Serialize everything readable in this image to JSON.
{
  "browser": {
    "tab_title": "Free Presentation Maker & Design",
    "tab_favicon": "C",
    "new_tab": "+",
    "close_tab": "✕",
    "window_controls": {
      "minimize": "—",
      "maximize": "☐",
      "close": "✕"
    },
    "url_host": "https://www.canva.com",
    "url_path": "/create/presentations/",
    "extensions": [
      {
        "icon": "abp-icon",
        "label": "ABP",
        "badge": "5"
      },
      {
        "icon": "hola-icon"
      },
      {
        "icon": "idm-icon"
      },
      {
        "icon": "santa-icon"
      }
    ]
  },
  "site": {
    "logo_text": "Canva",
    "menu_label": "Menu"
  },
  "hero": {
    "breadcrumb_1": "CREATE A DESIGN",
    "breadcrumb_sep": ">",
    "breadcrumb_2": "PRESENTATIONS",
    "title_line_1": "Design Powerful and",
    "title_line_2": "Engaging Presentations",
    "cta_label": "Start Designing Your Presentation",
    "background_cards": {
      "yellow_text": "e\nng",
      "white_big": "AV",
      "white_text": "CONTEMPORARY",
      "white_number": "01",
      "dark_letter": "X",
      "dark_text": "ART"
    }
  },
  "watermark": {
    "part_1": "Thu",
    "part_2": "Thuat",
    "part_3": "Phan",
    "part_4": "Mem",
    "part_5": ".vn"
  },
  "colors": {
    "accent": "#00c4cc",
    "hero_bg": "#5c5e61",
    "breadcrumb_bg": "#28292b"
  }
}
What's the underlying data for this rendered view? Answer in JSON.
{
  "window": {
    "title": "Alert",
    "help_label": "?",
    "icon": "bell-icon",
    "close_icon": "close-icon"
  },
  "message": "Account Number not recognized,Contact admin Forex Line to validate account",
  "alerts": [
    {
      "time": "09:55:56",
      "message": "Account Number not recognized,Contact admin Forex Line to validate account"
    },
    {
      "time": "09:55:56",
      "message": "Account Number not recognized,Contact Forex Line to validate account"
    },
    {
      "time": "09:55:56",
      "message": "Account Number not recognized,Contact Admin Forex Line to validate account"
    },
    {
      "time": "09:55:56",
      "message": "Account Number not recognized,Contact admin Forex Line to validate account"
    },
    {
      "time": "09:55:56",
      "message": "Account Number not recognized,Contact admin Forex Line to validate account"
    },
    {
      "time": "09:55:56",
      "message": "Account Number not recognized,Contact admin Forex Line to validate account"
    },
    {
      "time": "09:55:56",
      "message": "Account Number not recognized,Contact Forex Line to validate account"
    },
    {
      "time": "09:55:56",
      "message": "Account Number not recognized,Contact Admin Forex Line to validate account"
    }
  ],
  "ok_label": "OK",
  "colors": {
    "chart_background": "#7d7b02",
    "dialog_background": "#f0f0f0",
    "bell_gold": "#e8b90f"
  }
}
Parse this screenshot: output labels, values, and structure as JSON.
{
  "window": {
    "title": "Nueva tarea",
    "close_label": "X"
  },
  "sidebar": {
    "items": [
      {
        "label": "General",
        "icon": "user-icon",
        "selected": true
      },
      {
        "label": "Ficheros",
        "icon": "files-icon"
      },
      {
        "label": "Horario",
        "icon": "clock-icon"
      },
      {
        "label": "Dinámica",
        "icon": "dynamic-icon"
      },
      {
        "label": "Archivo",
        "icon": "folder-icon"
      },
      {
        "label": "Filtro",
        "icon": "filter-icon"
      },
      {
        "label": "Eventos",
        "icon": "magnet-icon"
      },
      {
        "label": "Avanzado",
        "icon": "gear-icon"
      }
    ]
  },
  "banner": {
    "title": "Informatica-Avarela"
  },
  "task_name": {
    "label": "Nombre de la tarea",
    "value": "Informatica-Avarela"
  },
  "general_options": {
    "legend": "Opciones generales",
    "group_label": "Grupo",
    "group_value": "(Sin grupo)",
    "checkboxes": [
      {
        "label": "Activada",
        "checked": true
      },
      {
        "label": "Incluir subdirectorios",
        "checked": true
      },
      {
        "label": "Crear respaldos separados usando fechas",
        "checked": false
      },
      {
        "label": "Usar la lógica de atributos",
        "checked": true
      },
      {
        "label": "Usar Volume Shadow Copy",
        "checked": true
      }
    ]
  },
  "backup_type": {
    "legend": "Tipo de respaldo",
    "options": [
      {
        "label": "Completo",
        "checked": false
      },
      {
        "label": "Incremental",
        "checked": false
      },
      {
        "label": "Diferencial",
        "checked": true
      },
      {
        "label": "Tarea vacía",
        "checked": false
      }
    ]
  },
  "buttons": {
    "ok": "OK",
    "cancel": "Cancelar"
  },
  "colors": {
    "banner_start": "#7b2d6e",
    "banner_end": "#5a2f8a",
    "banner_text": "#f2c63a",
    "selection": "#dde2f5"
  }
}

────────

**Short task**
Each line must be given again exactly as written above.

**Exercise result**
Serialize everything readable in this image to JSON.
{
  "browser": {
    "tab_title": "Free Presentation Maker & Design",
    "tab_favicon": "C",
    "new_tab": "+",
    "close_tab": "✕",
    "window_controls": {
      "minimize": "—",
      "maximize": "☐",
      "close": "✕"
    },
    "url_host": "https://www.canva.com",
    "url_path": "/create/presentations/",
    "extensions": [
      {
        "icon": "abp-icon",
        "label": "ABP",
        "badge": "5"
      },
      {
        "icon": "hola-icon"
      },
      {
        "icon": "idm-icon"
      },
      {
        "icon": "santa-icon"
      }
    ]
  },
  "site": {
    "logo_text": "Canva",
    "menu_label": "Menu"
  },
  "hero": {
    "breadcrumb_1": "CREATE A DESIGN",
    "breadcrumb_sep": ">",
    "breadcrumb_2": "PRESENTATIONS",
    "title_line_1": "Design Powerful and",
    "title_line_2": "Engaging Presentations",
    "cta_label": "Start Designing Your Presentation",
    "background_cards": {
      "yellow_text": "e\nng",
      "white_big": "AV",
      "white_text": "CONTEMPORARY",
      "white_number": "01",
      "dark_letter": "X",
      "dark_text": "ART"
    }
  },
  "watermark": {
    "part_1": "Thu",
    "part_2": "Thuat",
    "part_3": "Phan",
    "part_4": "Mem",
    "part_5": ".vn"
  },
  "colors": {
    "accent": "#00c4cc",
    "hero_bg": "#5c5e61",
    "breadcrumb_bg": "#28292b"
  }
}
What's the underlying data for this rendered view? Answer in JSON.
{
  "window": {
    "title": "Alert",
    "help_label": "?",
    "icon": "bell-icon",
    "close_icon": "close-icon"
  },
  "message": "Account Number not recognized,Contact admin Forex Line to validate account",
  "alerts": [
    {
      "time": "09:55:56",
      "message": "Account Number not recognized,Contact admin Forex Line to validate account"
    },
    {
      "time": "09:55:56",
      "message": "Account Number not recognized,Contact Forex Line to validate account"
    },
    {
      "time": "09:55:56",
      "message": "Account Number not recognized,Contact Admin Forex Line to validate account"
    },
    {
      "time": "09:55:56",
      "message": "Account Number not recognized,Contact admin Forex Line to validate account"
    },
    {
      "time": "09:55:56",
      "message": "Account Number not recognized,Contact admin Forex Line to validate account"
    },
    {
      "time": "09:55:56",
      "message": "Account Number not recognized,Contact admin Forex Line to validate account"
    },
    {
      "time": "09:55:56",
      "message": "Account Number not recognized,Contact Forex Line to validate account"
    },
    {
      "time": "09:55:56",
      "message": "Account Number not recognized,Contact Admin Forex Line to validate account"
    }
  ],
  "ok_label": "OK",
  "colors": {
    "chart_background": "#7d7b02",
    "dialog_background": "#f0f0f0",
    "bell_gold": "#e8b90f"
  }
}
Parse this screenshot: output labels, values, and structure as JSON.
{
  "window": {
    "title": "Nueva tarea",
    "close_label": "X"
  },
  "sidebar": {
    "items": [
      {
        "label": "General",
        "icon": "user-icon",
        "selected": true
      },
      {
        "label": "Ficheros",
        "icon": "files-icon"
      },
      {
        "label": "Horario",
        "icon": "clock-icon"
      },
      {
        "label": "Dinámica",
        "icon": "dynamic-icon"
      },
      {
        "label": "Archivo",
        "icon": "folder-icon"
      },
      {
        "label": "Filtro",
        "icon": "filter-icon"
      },
      {
        "label": "Eventos",
        "icon": "magnet-icon"
      },
      {
        "label": "Avanzado",
        "icon": "gear-icon"
      }
    ]
  },
  "banner": {
    "title": "Informatica-Avarela"
  },
  "task_name": {
    "label": "Nombre de la tarea",
    "value": "Informatica-Avarela"
  },
  "general_options": {
    "legend": "Opciones generales",
    "group_label": "Grupo",
    "group_value": "(Sin grupo)",
    "checkboxes": [
      {
        "label": "Activada",
        "checked": true
      },
      {
        "label": "Incluir subdirectorios",
        "checked": true
      },
      {
        "label": "Crear respaldos separados usando fechas",
        "checked": false
      },
      {
        "label": "Usar la lógica de atributos",
        "checked": true
      },
      {
        "label": "Usar Volume Shadow Copy",
        "checked": true
      }
    ]
  },
  "backup_type": {
    "legend": "Tipo de respaldo",
    "options": [
      {
        "label": "Completo",
        "checked": false
      },
      {
        "label": "Incremental",
        "checked": false
      },
      {
        "label": "Diferencial",
        "checked": true
      },
      {
        "label": "Tarea vacía",
        "checked": false
      }
    ]
  },
  "buttons": {
    "ok": "OK",
    "cancel": "Cancelar"
  },
  "colors": {
    "banner_start": "#7b2d6e",
    "banner_end": "#5a2f8a",
    "banner_text": "#f2c63a",
    "selection": "#dde2f5"
  }
}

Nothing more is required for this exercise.